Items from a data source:
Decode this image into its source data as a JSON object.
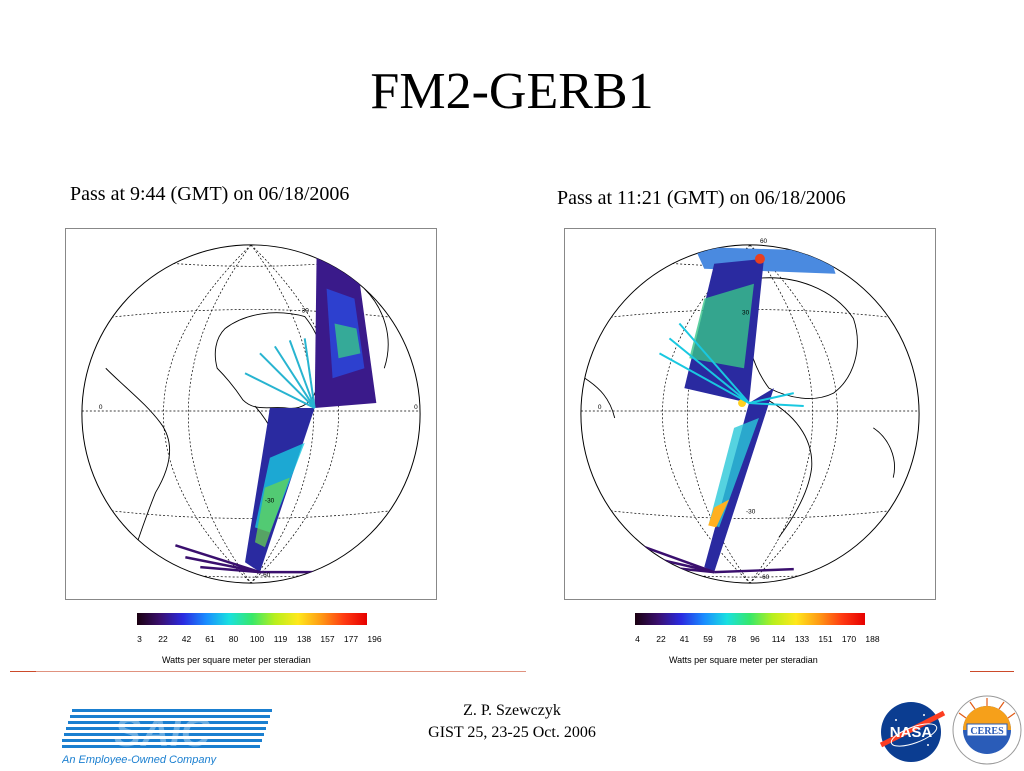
{
  "slide": {
    "title": "FM2-GERB1",
    "colors": {
      "rule": "#cc4a2a",
      "saic_blue": "#1a7fd0",
      "nasa_blue": "#0b3d91",
      "nasa_red": "#fc3d21"
    }
  },
  "panels": [
    {
      "caption": "Pass at 9:44 (GMT) on 06/18/2006",
      "colorbar_ticks": [
        "3",
        "22",
        "42",
        "61",
        "80",
        "100",
        "119",
        "138",
        "157",
        "177",
        "196"
      ],
      "colorbar_label": "Watts per square meter per steradian",
      "globe_labels": [
        "30",
        "0",
        "-30",
        "-60",
        "0"
      ]
    },
    {
      "caption": "Pass at 11:21 (GMT) on 06/18/2006",
      "colorbar_ticks": [
        "4",
        "22",
        "41",
        "59",
        "78",
        "96",
        "114",
        "133",
        "151",
        "170",
        "188"
      ],
      "colorbar_label": "Watts per square meter per steradian",
      "globe_labels": [
        "60",
        "30",
        "0",
        "-30",
        "-60"
      ]
    }
  ],
  "footer": {
    "author": "Z. P. Szewczyk",
    "conference": "GIST 25, 23-25 Oct. 2006"
  },
  "logos": {
    "saic_text": "SAIC",
    "saic_tagline": "An Employee-Owned Company",
    "nasa_text": "NASA",
    "ceres_text": "CERES",
    "ceres_ring_text": "CLOUDS AND THE EARTH'S RADIANT ENERGY SYSTEM"
  }
}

• [Written exercise]: Look through the listing and extract every line with "caption" in it.

• [Task output]:
      "caption": "Pass at 9:44 (GMT) on 06/18/2006",
      "caption": "Pass at 11:21 (GMT) on 06/18/2006",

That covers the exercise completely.